## [Task requirements]
Note each line where "Designers" appears, and copy it.
-.-.-
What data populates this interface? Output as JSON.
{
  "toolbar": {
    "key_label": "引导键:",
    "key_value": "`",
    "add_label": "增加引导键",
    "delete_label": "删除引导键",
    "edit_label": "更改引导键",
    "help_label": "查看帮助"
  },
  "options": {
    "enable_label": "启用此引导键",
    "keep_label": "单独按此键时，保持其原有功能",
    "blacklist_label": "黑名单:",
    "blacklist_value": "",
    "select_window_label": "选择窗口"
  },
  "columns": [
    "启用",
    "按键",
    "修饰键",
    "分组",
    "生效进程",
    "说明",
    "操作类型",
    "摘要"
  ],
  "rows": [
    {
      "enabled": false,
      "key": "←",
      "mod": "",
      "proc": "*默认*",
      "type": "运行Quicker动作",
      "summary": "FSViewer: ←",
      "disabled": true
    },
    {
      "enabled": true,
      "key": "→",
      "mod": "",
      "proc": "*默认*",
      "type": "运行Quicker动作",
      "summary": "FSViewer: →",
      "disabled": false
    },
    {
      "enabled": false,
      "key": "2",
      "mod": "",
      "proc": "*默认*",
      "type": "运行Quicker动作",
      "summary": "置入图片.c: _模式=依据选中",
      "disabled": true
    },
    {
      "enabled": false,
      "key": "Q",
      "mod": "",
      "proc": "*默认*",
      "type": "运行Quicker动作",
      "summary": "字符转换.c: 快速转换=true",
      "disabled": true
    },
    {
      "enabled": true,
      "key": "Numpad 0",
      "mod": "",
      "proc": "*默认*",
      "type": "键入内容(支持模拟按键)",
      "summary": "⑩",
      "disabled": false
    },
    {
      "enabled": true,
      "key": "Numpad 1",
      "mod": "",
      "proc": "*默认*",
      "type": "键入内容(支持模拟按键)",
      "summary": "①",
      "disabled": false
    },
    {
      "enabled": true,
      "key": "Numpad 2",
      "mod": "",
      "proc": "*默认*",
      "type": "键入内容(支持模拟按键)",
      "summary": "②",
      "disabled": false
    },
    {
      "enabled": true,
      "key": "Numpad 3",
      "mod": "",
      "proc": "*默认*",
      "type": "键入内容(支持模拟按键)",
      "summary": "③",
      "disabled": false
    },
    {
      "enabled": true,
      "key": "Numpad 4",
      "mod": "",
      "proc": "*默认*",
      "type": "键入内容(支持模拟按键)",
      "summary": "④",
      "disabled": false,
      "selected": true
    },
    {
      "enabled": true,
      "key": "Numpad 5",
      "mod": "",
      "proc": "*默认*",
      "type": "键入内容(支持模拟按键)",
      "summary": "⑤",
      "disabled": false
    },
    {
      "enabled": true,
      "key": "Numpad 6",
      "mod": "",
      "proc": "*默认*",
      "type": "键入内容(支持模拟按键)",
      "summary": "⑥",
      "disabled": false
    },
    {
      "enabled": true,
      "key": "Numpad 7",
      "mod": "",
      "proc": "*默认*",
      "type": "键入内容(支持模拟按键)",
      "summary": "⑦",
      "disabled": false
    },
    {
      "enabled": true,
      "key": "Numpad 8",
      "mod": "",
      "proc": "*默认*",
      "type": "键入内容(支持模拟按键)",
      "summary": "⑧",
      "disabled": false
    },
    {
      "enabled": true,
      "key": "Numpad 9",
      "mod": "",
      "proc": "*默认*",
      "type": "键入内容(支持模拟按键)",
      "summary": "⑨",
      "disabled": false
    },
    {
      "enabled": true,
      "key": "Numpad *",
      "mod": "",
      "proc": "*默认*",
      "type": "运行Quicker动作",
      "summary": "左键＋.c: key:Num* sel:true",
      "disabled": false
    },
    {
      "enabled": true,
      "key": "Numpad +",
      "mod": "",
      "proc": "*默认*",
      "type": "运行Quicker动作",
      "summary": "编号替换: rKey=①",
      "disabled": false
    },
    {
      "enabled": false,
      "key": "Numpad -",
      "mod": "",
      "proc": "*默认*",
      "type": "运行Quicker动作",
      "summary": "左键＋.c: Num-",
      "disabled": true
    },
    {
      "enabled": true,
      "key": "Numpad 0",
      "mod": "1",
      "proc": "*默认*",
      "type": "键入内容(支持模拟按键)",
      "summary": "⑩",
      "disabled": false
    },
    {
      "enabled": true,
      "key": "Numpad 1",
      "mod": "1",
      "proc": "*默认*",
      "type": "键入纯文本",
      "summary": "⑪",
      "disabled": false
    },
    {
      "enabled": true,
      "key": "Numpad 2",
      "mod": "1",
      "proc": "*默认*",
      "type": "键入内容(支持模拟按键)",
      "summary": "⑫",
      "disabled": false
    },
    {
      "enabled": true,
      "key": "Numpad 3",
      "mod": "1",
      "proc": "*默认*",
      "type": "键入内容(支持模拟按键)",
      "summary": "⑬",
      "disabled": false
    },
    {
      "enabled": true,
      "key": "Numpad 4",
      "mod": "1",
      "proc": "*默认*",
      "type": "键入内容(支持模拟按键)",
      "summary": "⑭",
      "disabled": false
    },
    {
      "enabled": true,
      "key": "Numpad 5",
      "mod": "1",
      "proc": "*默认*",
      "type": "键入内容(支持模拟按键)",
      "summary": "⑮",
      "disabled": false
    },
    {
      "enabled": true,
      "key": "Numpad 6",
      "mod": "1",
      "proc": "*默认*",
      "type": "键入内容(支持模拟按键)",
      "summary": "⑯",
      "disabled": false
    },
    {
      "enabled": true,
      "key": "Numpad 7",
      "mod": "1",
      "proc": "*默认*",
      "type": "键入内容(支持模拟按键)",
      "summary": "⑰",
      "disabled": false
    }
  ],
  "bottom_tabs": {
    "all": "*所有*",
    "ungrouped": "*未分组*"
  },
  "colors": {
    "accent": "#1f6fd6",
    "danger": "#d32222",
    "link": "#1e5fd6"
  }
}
-.-.-
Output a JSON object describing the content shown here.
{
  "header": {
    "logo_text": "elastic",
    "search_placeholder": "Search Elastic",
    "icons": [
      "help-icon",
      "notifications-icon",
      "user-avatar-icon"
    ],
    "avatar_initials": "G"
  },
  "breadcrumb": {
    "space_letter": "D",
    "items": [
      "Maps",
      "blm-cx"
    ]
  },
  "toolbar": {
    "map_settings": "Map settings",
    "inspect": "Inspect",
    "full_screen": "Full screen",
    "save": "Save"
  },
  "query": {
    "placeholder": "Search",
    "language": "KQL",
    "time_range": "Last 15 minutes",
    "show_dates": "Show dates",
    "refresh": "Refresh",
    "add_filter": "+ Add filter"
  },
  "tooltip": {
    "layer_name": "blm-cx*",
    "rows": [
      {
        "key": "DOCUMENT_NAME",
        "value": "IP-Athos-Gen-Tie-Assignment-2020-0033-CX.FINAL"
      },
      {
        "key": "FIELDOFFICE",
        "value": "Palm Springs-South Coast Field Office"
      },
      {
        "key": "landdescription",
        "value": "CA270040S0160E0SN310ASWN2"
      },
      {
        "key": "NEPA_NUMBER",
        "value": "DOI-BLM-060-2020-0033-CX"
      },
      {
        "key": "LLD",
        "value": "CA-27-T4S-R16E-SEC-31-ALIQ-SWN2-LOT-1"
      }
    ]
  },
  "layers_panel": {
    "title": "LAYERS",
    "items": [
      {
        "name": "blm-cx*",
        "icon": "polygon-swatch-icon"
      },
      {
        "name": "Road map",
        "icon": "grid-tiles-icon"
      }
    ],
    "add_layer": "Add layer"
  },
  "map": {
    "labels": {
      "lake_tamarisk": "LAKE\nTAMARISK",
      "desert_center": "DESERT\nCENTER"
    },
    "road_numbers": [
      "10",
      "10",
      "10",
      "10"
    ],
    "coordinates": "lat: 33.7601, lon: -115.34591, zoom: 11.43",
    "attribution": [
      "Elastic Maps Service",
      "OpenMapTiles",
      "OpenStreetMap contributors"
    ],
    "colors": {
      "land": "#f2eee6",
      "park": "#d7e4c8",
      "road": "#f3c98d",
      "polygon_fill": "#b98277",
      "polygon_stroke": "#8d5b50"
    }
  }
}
-.-.-
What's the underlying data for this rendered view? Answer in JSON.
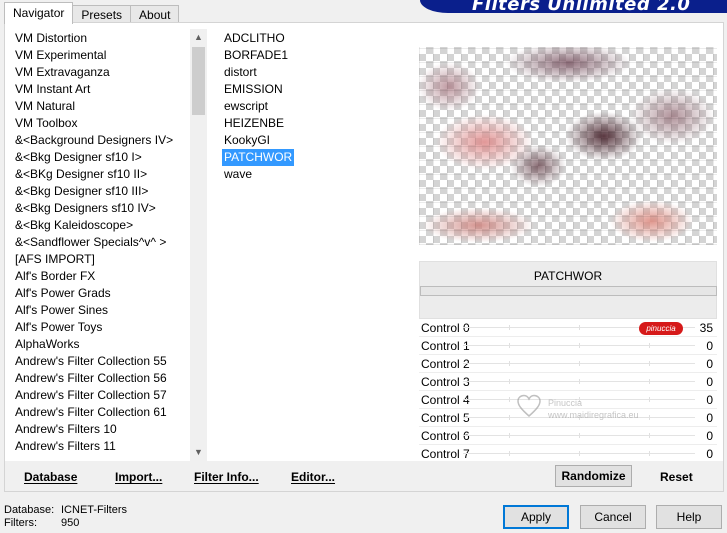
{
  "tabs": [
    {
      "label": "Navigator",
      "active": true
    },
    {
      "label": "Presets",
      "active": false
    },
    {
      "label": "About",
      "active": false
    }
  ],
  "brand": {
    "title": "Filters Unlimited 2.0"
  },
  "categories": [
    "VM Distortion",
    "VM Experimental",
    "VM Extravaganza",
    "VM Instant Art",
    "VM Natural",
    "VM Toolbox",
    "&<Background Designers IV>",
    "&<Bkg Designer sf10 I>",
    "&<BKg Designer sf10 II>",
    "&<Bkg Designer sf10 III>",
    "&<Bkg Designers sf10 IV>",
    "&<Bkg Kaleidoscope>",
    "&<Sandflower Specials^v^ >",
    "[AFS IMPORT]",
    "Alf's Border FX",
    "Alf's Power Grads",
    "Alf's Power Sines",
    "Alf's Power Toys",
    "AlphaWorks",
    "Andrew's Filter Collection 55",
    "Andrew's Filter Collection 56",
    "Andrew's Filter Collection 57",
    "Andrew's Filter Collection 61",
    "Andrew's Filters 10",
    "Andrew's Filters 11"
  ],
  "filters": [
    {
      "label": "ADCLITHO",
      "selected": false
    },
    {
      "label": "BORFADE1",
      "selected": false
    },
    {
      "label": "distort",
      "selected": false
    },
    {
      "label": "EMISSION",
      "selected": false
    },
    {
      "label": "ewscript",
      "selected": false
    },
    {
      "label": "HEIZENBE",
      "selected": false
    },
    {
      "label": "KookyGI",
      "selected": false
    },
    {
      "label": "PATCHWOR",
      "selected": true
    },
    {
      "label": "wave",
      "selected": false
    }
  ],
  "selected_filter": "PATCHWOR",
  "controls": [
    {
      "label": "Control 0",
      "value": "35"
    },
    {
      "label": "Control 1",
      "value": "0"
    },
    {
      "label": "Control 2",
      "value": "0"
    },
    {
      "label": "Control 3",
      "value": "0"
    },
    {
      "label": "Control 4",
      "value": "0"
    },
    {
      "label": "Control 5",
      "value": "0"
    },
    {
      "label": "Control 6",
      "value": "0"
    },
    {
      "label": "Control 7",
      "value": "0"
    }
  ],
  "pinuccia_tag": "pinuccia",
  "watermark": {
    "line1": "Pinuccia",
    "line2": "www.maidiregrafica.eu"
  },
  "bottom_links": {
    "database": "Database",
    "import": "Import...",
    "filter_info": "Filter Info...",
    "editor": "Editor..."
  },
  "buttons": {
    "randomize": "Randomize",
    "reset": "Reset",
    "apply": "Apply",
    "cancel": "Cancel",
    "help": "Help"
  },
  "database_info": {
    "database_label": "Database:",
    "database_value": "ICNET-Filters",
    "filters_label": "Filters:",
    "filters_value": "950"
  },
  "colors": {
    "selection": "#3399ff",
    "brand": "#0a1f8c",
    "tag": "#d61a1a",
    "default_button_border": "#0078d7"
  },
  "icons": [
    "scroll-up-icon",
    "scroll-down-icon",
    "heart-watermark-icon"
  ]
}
-.-.-
## [Output for this task]
    "&<Background Designers IV>",
    "&<Bkg Designers sf10 IV>",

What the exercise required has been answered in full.